UNITED STATES
SECURITIES AND EXCHANGE COMMISSION
Washington, D.C. 20549

FORM 10-Q


(Mark One)
[X]           QUARTERLY REPORT PURSUANT TO SECTION 13 OR 15(d) OF THE SECURITIES EXCHANGE ACT OF 1934 for the quarterly period ended January 31, 2012.

[   ]           TRANSITION REPORT PURSUANT TO SECTION 13 OR 15(d) OF THE SECURITIES EXCHANGE ACT OF 1934 for the transition period from ______ to ______.

 
Commission File number 000-27297
 
 
Bison Instruments, Inc.                                            
(Exact name of registrant as specified in its charter)

 
Minnesota                               E41-0947661                   
(State or other jurisdiction of
(I.R.S. Employer
incorporation or organization) Identification No.)
 
 
7725 Vasserman Trail, Chanhassen, MN 55317          
(Address of principal executive office) (Zip Code)
 
 
(952) 938-1055  
(Registrant’s telephone number including area code)

Indicate by check mark whether the registrant (1) has filed all reports required to be filed by Section 13 or 15(d) of the Securities Exchange Act of 1934 during the preceding 12 months (or for such shorter period that the registrant was required to file such reports), and (2) has been subject to such filing requirements for the past 90 days. YES [x] NO [ ]

 
 

 
 
Indicate by check mark whether registrant is a large accelerated filer, an accelerated filer, a non-accelerated filer, or a smaller reporting company.
See the definitions of “large accelerated filer,” “accelerated filer” and “smaller reporting company” in Rule 12b-2 of the Exchange Act
Large accelerated filer [ ]  
Accelerated filer [ ]
Non-accelerated filer [ ](Do not check if a smaller reporting company)

Raw data >>
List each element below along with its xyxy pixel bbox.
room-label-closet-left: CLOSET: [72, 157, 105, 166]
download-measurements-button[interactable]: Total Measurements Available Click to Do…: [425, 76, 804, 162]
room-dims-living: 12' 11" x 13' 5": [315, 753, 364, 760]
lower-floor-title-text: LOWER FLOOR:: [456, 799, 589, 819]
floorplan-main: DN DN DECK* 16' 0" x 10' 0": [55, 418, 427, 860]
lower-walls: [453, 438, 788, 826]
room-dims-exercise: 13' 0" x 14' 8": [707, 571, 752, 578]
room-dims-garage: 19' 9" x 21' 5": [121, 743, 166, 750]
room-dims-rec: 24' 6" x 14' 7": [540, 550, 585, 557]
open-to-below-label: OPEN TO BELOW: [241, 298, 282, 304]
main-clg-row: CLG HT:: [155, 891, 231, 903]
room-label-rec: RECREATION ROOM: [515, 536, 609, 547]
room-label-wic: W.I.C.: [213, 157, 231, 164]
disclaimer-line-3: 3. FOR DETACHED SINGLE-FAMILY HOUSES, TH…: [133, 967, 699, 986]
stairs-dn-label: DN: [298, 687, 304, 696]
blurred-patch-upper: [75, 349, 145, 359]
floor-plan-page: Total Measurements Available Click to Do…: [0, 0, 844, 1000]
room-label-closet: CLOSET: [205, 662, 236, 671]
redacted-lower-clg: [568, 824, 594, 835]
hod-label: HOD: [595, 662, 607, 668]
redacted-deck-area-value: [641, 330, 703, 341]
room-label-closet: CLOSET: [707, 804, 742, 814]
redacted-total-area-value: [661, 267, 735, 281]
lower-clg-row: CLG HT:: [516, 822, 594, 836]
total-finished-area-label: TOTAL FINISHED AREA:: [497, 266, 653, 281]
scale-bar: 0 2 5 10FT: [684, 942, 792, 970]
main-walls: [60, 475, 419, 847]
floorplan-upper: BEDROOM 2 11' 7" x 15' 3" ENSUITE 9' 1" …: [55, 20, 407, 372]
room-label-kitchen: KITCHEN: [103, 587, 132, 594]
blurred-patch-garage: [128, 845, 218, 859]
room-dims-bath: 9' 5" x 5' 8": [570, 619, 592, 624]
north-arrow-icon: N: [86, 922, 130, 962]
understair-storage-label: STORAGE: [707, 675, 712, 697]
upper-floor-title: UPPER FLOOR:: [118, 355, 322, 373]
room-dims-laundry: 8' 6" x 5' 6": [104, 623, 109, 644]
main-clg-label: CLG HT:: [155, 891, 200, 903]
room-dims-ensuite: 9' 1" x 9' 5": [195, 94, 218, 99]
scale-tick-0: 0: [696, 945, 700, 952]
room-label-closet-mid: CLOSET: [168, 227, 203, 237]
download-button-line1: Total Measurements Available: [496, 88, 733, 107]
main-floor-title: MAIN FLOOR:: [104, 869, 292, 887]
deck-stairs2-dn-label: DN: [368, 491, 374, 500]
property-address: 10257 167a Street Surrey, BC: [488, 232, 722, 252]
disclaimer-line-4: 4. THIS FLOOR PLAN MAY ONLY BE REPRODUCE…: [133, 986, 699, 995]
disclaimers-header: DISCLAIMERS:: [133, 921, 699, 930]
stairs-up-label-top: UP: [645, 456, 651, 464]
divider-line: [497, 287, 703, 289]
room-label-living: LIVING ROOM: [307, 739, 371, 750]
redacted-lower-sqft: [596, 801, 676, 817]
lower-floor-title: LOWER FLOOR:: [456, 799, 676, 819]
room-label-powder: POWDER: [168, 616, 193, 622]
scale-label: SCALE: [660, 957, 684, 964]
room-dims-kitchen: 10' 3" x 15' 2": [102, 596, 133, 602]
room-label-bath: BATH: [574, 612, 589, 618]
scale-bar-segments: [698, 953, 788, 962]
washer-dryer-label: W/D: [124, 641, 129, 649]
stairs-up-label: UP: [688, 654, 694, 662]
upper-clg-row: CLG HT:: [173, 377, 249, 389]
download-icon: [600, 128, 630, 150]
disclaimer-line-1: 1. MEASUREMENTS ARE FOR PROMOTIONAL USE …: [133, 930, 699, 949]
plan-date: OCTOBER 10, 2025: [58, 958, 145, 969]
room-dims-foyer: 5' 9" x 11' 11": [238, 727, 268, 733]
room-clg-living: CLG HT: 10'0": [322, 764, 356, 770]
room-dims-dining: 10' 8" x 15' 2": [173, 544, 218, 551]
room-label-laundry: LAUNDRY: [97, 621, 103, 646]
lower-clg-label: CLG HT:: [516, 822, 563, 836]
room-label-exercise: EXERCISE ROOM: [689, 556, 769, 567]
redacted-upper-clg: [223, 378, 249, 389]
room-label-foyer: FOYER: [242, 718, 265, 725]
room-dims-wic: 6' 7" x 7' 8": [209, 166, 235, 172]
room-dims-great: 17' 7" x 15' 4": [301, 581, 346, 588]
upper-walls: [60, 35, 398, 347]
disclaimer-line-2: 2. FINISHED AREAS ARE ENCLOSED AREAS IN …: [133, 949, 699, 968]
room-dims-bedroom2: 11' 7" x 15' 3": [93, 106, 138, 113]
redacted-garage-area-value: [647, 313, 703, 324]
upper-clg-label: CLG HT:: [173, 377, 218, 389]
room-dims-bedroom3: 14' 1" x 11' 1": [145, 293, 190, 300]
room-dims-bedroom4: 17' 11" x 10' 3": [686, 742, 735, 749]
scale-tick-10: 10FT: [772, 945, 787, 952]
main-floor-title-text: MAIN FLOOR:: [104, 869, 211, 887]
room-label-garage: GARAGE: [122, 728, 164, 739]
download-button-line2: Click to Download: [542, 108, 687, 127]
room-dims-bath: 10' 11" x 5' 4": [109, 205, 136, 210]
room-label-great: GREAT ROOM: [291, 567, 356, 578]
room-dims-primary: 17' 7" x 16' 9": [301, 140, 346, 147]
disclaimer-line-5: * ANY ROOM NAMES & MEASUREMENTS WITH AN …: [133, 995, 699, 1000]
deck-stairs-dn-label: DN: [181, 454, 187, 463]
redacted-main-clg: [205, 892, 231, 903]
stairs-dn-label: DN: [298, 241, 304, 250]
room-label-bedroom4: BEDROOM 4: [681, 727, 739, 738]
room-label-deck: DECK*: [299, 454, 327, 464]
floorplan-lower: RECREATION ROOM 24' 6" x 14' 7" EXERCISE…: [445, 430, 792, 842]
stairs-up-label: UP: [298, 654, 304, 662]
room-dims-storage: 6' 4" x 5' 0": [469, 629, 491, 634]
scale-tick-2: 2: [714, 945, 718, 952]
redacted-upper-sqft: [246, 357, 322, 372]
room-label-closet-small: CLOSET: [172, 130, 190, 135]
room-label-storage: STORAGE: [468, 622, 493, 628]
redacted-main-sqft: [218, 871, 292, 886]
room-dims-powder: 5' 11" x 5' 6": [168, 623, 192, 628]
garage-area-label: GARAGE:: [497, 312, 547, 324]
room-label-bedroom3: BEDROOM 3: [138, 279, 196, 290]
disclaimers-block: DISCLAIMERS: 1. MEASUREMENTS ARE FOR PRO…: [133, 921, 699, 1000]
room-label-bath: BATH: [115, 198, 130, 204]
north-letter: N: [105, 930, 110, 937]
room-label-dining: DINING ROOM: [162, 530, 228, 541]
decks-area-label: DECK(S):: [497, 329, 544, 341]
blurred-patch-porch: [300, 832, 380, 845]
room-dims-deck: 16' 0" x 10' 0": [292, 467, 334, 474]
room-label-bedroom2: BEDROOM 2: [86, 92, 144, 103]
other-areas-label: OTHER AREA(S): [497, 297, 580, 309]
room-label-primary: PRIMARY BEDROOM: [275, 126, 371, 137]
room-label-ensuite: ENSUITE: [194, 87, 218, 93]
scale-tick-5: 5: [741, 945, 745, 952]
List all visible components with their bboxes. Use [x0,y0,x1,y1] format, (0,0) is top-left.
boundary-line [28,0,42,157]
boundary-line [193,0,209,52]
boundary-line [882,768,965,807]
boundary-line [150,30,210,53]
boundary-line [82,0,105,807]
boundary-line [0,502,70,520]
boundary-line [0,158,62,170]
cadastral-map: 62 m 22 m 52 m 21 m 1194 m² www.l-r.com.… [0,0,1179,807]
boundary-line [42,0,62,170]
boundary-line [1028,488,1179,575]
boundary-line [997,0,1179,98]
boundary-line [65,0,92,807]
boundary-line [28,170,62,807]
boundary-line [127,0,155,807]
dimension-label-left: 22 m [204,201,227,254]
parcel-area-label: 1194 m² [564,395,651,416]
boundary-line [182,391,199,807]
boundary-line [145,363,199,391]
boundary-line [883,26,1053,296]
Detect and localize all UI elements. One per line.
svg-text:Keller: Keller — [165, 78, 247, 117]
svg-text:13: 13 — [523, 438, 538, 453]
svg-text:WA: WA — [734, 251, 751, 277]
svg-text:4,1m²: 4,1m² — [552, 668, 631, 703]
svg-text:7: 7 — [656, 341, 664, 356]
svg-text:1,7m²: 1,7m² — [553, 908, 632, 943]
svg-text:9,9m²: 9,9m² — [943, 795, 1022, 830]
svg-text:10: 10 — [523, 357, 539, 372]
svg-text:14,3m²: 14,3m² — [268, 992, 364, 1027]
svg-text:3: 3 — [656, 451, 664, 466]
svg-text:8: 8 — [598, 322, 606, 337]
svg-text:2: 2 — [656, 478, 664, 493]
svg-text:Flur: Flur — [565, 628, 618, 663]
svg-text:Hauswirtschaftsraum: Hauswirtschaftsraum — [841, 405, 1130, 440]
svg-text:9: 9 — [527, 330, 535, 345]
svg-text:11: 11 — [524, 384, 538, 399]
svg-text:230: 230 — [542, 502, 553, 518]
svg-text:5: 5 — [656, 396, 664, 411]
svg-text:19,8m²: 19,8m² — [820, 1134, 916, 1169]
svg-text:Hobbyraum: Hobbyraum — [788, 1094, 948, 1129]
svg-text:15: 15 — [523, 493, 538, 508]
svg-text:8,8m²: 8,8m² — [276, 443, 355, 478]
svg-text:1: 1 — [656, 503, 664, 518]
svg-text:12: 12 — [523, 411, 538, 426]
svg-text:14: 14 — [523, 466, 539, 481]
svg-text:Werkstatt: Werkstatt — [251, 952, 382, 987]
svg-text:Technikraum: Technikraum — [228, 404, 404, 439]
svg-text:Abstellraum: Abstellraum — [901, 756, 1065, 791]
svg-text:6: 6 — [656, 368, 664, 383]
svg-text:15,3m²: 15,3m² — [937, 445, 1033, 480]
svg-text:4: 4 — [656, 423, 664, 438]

Work to complete >>
A – Answer these questions from the filing:
(i) On what date does the quarterly period covered by the filing end?
(ii) In which state is the registrant incorporated?
(iii) What telephone number does the filing give for the registrant?
B – Reproduce the records from their first line through the line that contains "550, 585, 557]", including both ends.

Outputs by task >>
A –
(i) January 31, 2012
(ii) Minnesota
(iii) (952) 938-1055

B –
List each element below along with its xyxy pixel bbox.
room-label-closet-left: CLOSET: [72, 157, 105, 166]
download-measurements-button[interactable]: Total Measurements Available Click to Do…: [425, 76, 804, 162]
room-dims-living: 12' 11" x 13' 5": [315, 753, 364, 760]
lower-floor-title-text: LOWER FLOOR:: [456, 799, 589, 819]
floorplan-main: DN DN DECK* 16' 0" x 10' 0": [55, 418, 427, 860]
lower-walls: [453, 438, 788, 826]
room-dims-exercise: 13' 0" x 14' 8": [707, 571, 752, 578]
room-dims-garage: 19' 9" x 21' 5": [121, 743, 166, 750]
room-dims-rec: 24' 6" x 14' 7": [540, 550, 585, 557]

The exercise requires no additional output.